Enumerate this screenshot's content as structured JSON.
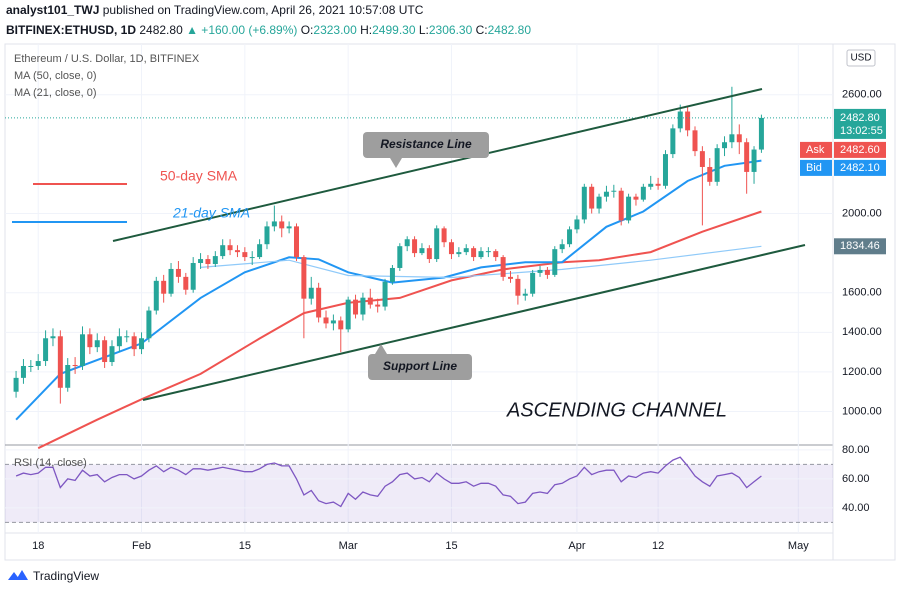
{
  "header": {
    "author": "analyst101_TWJ",
    "published": "published on TradingView.com, April 26, 2021 10:57:08 UTC",
    "symbol": "BITFINEX:ETHUSD, 1D",
    "last": "2482.80",
    "change": "▲ +160.00 (+6.89%)",
    "o_label": "O:",
    "o": "2323.00",
    "h_label": "H:",
    "h": "2499.30",
    "l_label": "L:",
    "l": "2306.30",
    "c_label": "C:",
    "c": "2482.80"
  },
  "footer": {
    "brand": "TradingView"
  },
  "chart_data": {
    "type": "candlestick",
    "title": "Ethereum / U.S. Dollar, 1D, BITFINEX",
    "up_color": "#26a69a",
    "down_color": "#ef5350",
    "open": [
      1100,
      1170,
      1230,
      1230,
      1255,
      1370,
      1380,
      1120,
      1235,
      1230,
      1390,
      1325,
      1360,
      1250,
      1330,
      1380,
      1380,
      1315,
      1370,
      1510,
      1660,
      1595,
      1720,
      1680,
      1615,
      1750,
      1770,
      1745,
      1785,
      1840,
      1815,
      1805,
      1780,
      1780,
      1845,
      1935,
      1960,
      1925,
      1935,
      1780,
      1570,
      1625,
      1475,
      1445,
      1460,
      1415,
      1565,
      1490,
      1575,
      1540,
      1530,
      1655,
      1725,
      1835,
      1870,
      1800,
      1825,
      1770,
      1925,
      1855,
      1795,
      1805,
      1825,
      1780,
      1810,
      1810,
      1780,
      1680,
      1670,
      1585,
      1595,
      1700,
      1715,
      1690,
      1820,
      1845,
      1920,
      1970,
      2135,
      2025,
      2085,
      2110,
      2115,
      1965,
      2085,
      2070,
      2135,
      2150,
      2140,
      2300,
      2430,
      2515,
      2420,
      2315,
      2235,
      2160,
      2330,
      2360,
      2400,
      2360,
      2210,
      2323
    ],
    "high": [
      1205,
      1265,
      1260,
      1290,
      1410,
      1420,
      1410,
      1270,
      1275,
      1430,
      1420,
      1395,
      1380,
      1360,
      1420,
      1410,
      1400,
      1400,
      1530,
      1680,
      1690,
      1750,
      1760,
      1700,
      1780,
      1800,
      1790,
      1810,
      1870,
      1870,
      1840,
      1830,
      1810,
      1870,
      1960,
      2040,
      1990,
      1960,
      1950,
      1790,
      1680,
      1650,
      1510,
      1490,
      1480,
      1580,
      1590,
      1600,
      1620,
      1570,
      1670,
      1740,
      1850,
      1885,
      1885,
      1850,
      1840,
      1940,
      1935,
      1870,
      1830,
      1845,
      1835,
      1830,
      1830,
      1820,
      1790,
      1710,
      1690,
      1620,
      1715,
      1735,
      1730,
      1835,
      1870,
      1935,
      1990,
      2150,
      2150,
      2100,
      2140,
      2145,
      2130,
      2100,
      2100,
      2150,
      2190,
      2180,
      2320,
      2450,
      2550,
      2540,
      2440,
      2340,
      2280,
      2350,
      2390,
      2640,
      2450,
      2380,
      2340,
      2499.3
    ],
    "low": [
      1070,
      1140,
      1200,
      1210,
      1230,
      1330,
      1040,
      1100,
      1190,
      1210,
      1290,
      1300,
      1220,
      1230,
      1300,
      1350,
      1280,
      1290,
      1350,
      1490,
      1550,
      1580,
      1650,
      1590,
      1600,
      1720,
      1720,
      1730,
      1770,
      1790,
      1780,
      1760,
      1740,
      1770,
      1820,
      1910,
      1880,
      1900,
      1760,
      1370,
      1540,
      1450,
      1420,
      1410,
      1300,
      1400,
      1470,
      1460,
      1520,
      1500,
      1510,
      1640,
      1710,
      1810,
      1780,
      1790,
      1750,
      1755,
      1830,
      1770,
      1780,
      1790,
      1760,
      1770,
      1780,
      1760,
      1660,
      1650,
      1540,
      1560,
      1580,
      1680,
      1670,
      1680,
      1800,
      1830,
      1900,
      1950,
      2000,
      2000,
      2060,
      2080,
      1940,
      1950,
      2040,
      2060,
      2120,
      2120,
      2125,
      2280,
      2410,
      2390,
      2290,
      1940,
      2140,
      2140,
      2290,
      2330,
      2300,
      2100,
      2150,
      2306.3
    ],
    "close": [
      1170,
      1230,
      1230,
      1255,
      1370,
      1380,
      1120,
      1235,
      1230,
      1390,
      1325,
      1360,
      1250,
      1330,
      1380,
      1380,
      1315,
      1370,
      1510,
      1660,
      1595,
      1720,
      1680,
      1615,
      1750,
      1770,
      1745,
      1785,
      1840,
      1815,
      1805,
      1780,
      1780,
      1845,
      1935,
      1960,
      1925,
      1935,
      1780,
      1570,
      1625,
      1475,
      1445,
      1460,
      1415,
      1565,
      1490,
      1575,
      1540,
      1530,
      1655,
      1725,
      1835,
      1870,
      1800,
      1825,
      1770,
      1925,
      1855,
      1795,
      1805,
      1825,
      1780,
      1810,
      1810,
      1780,
      1680,
      1670,
      1585,
      1595,
      1700,
      1715,
      1690,
      1820,
      1845,
      1920,
      1970,
      2135,
      2025,
      2085,
      2110,
      2115,
      1965,
      2085,
      2070,
      2135,
      2150,
      2140,
      2300,
      2430,
      2515,
      2420,
      2315,
      2235,
      2160,
      2330,
      2360,
      2400,
      2360,
      2210,
      2323,
      2482.8
    ],
    "series": [
      {
        "name": "MA (50, close, 0)",
        "color": "#ef5350",
        "x": [
          3,
          11,
          17,
          25,
          33,
          39,
          45,
          52,
          59,
          66,
          74,
          79,
          86,
          93,
          101
        ],
        "values": [
          815,
          959,
          1062,
          1190,
          1369,
          1497,
          1549,
          1574,
          1662,
          1718,
          1754,
          1764,
          1805,
          1908,
          2010
        ]
      },
      {
        "name": "MA (21, close, 0)",
        "color": "#2196f3",
        "x": [
          0,
          6,
          17,
          25,
          31,
          37,
          41,
          45,
          51,
          58,
          63,
          69,
          74,
          80,
          85,
          91,
          96,
          101
        ],
        "values": [
          959,
          1190,
          1344,
          1574,
          1703,
          1779,
          1769,
          1703,
          1651,
          1677,
          1728,
          1754,
          1754,
          1933,
          2010,
          2164,
          2241,
          2267
        ]
      },
      {
        "color": "#90caf9",
        "x": [
          25,
          37,
          45,
          59,
          74,
          86,
          101
        ],
        "values": [
          1728,
          1764,
          1687,
          1677,
          1718,
          1764,
          1834.46
        ]
      }
    ],
    "xlim": [
      -1.5,
      110.7
    ],
    "xticks": [
      {
        "value": 3,
        "label": "18"
      },
      {
        "value": 17,
        "label": "Feb"
      },
      {
        "value": 31,
        "label": "15"
      },
      {
        "value": 45,
        "label": "Mar"
      },
      {
        "value": 59,
        "label": "15"
      },
      {
        "value": 76,
        "label": "Apr"
      },
      {
        "value": 87,
        "label": "12"
      },
      {
        "value": 106,
        "label": "May"
      }
    ],
    "ylim": [
      831,
      2856
    ],
    "yticks": [
      {
        "value": 1000,
        "label": "1000.00"
      },
      {
        "value": 1200,
        "label": "1200.00"
      },
      {
        "value": 1400,
        "label": "1400.00"
      },
      {
        "value": 1600,
        "label": "1600.00"
      },
      {
        "value": 2000,
        "label": "2000.00"
      },
      {
        "value": 2600,
        "label": "2600.00"
      }
    ],
    "currency": "USD",
    "last_price": {
      "value": 2482.8,
      "label": "2482.80"
    },
    "countdown": "13:02:55",
    "ask": {
      "name": "Ask",
      "value": 2482.6,
      "label": "2482.60"
    },
    "bid": {
      "name": "Bid",
      "value": 2482.1,
      "label": "2482.10"
    },
    "ma_label": {
      "value": 1834.46,
      "label": "1834.46"
    },
    "annotations": {
      "resistance": "Resistance Line",
      "support": "Support Line",
      "pattern": "ASCENDING CHANNEL",
      "sma50": "50-day SMA",
      "sma21": "21-day SMA"
    },
    "rsi": {
      "name": "RSI (14, close)",
      "color": "#7e57c2",
      "band": [
        30,
        70
      ],
      "ylim": [
        22.7,
        83.4
      ],
      "yticks": [
        {
          "value": 40,
          "label": "40.00"
        },
        {
          "value": 60,
          "label": "60.00"
        },
        {
          "value": 80,
          "label": "80.00"
        }
      ],
      "values": [
        62,
        64,
        63,
        64,
        68,
        68,
        54,
        60,
        59,
        66,
        62,
        63,
        58,
        61,
        63,
        63,
        60,
        62,
        66,
        69,
        65,
        68,
        66,
        63,
        67,
        67,
        66,
        67,
        68,
        67,
        66,
        65,
        65,
        67,
        70,
        71,
        69,
        69,
        60,
        49,
        52,
        45,
        43,
        44,
        41,
        50,
        46,
        51,
        49,
        48,
        55,
        58,
        63,
        64,
        60,
        61,
        58,
        64,
        60,
        57,
        57,
        58,
        55,
        57,
        57,
        55,
        49,
        48,
        43,
        44,
        50,
        51,
        50,
        56,
        57,
        60,
        62,
        68,
        63,
        65,
        66,
        66,
        58,
        62,
        61,
        64,
        65,
        64,
        69,
        73,
        75,
        69,
        62,
        58,
        55,
        62,
        63,
        64,
        61,
        54,
        58,
        62
      ]
    }
  }
}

_ _ _ _ _

# Directive:
List all lines in the material containing the string "BITFINEX".

# Answer:
    "symbol": "BITFINEX:ETHUSD, 1D",
    "title": "Ethereum / U.S. Dollar, 1D, BITFINEX",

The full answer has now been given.